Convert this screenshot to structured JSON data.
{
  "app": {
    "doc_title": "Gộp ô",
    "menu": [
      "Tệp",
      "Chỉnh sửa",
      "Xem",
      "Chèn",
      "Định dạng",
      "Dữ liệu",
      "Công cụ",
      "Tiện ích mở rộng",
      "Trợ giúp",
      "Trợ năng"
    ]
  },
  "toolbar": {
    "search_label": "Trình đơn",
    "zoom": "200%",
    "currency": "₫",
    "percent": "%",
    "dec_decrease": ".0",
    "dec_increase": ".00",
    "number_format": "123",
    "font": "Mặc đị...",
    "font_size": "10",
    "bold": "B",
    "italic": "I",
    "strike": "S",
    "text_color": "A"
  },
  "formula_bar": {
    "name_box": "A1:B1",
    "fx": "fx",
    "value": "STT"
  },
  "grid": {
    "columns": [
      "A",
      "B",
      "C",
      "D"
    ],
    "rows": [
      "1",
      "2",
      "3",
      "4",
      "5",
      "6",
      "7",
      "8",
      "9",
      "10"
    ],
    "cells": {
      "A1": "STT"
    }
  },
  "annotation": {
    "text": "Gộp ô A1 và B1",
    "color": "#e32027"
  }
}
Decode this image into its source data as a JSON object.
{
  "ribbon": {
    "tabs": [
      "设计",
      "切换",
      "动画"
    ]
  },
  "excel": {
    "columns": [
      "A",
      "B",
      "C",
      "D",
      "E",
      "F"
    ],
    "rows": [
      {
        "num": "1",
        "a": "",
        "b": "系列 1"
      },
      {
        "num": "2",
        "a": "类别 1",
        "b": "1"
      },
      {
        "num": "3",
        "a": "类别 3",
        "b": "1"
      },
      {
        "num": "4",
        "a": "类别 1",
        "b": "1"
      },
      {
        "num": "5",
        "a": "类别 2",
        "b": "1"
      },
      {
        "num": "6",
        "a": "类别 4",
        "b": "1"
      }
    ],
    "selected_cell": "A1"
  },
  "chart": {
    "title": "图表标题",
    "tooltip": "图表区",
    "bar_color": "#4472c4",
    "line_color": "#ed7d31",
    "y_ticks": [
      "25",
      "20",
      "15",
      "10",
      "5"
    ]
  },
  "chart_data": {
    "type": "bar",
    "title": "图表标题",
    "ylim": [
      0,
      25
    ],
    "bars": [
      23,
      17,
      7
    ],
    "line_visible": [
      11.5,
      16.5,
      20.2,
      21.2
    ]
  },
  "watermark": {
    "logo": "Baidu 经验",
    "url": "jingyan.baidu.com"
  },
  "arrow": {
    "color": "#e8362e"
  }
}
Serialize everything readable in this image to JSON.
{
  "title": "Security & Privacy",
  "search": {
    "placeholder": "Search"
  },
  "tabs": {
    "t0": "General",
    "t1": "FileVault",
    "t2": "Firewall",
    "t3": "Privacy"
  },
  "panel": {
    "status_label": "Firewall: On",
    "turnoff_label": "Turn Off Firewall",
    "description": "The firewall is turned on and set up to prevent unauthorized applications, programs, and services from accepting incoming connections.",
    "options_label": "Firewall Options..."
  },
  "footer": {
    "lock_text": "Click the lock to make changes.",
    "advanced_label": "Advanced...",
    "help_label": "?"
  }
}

※ ※ ※

STATED EXERCISE
Every entry must be quoted exactly as it appears above.

ANSWER TO THIS PROBLEM
Convert this screenshot to structured JSON data.
{
  "app": {
    "doc_title": "Gộp ô",
    "menu": [
      "Tệp",
      "Chỉnh sửa",
      "Xem",
      "Chèn",
      "Định dạng",
      "Dữ liệu",
      "Công cụ",
      "Tiện ích mở rộng",
      "Trợ giúp",
      "Trợ năng"
    ]
  },
  "toolbar": {
    "search_label": "Trình đơn",
    "zoom": "200%",
    "currency": "₫",
    "percent": "%",
    "dec_decrease": ".0",
    "dec_increase": ".00",
    "number_format": "123",
    "font": "Mặc đị...",
    "font_size": "10",
    "bold": "B",
    "italic": "I",
    "strike": "S",
    "text_color": "A"
  },
  "formula_bar": {
    "name_box": "A1:B1",
    "fx": "fx",
    "value": "STT"
  },
  "grid": {
    "columns": [
      "A",
      "B",
      "C",
      "D"
    ],
    "rows": [
      "1",
      "2",
      "3",
      "4",
      "5",
      "6",
      "7",
      "8",
      "9",
      "10"
    ],
    "cells": {
      "A1": "STT"
    }
  },
  "annotation": {
    "text": "Gộp ô A1 và B1",
    "color": "#e32027"
  }
}
Decode this image into its source data as a JSON object.
{
  "ribbon": {
    "tabs": [
      "设计",
      "切换",
      "动画"
    ]
  },
  "excel": {
    "columns": [
      "A",
      "B",
      "C",
      "D",
      "E",
      "F"
    ],
    "rows": [
      {
        "num": "1",
        "a": "",
        "b": "系列 1"
      },
      {
        "num": "2",
        "a": "类别 1",
        "b": "1"
      },
      {
        "num": "3",
        "a": "类别 3",
        "b": "1"
      },
      {
        "num": "4",
        "a": "类别 1",
        "b": "1"
      },
      {
        "num": "5",
        "a": "类别 2",
        "b": "1"
      },
      {
        "num": "6",
        "a": "类别 4",
        "b": "1"
      }
    ],
    "selected_cell": "A1"
  },
  "chart": {
    "title": "图表标题",
    "tooltip": "图表区",
    "bar_color": "#4472c4",
    "line_color": "#ed7d31",
    "y_ticks": [
      "25",
      "20",
      "15",
      "10",
      "5"
    ]
  },
  "chart_data": {
    "type": "bar",
    "title": "图表标题",
    "ylim": [
      0,
      25
    ],
    "bars": [
      23,
      17,
      7
    ],
    "line_visible": [
      11.5,
      16.5,
      20.2,
      21.2
    ]
  },
  "watermark": {
    "logo": "Baidu 经验",
    "url": "jingyan.baidu.com"
  },
  "arrow": {
    "color": "#e8362e"
  }
}
Serialize everything readable in this image to JSON.
{
  "title": "Security & Privacy",
  "search": {
    "placeholder": "Search"
  },
  "tabs": {
    "t0": "General",
    "t1": "FileVault",
    "t2": "Firewall",
    "t3": "Privacy"
  },
  "panel": {
    "status_label": "Firewall: On",
    "turnoff_label": "Turn Off Firewall",
    "description": "The firewall is turned on and set up to prevent unauthorized applications, programs, and services from accepting incoming connections.",
    "options_label": "Firewall Options..."
  },
  "footer": {
    "lock_text": "Click the lock to make changes.",
    "advanced_label": "Advanced...",
    "help_label": "?"
  }
}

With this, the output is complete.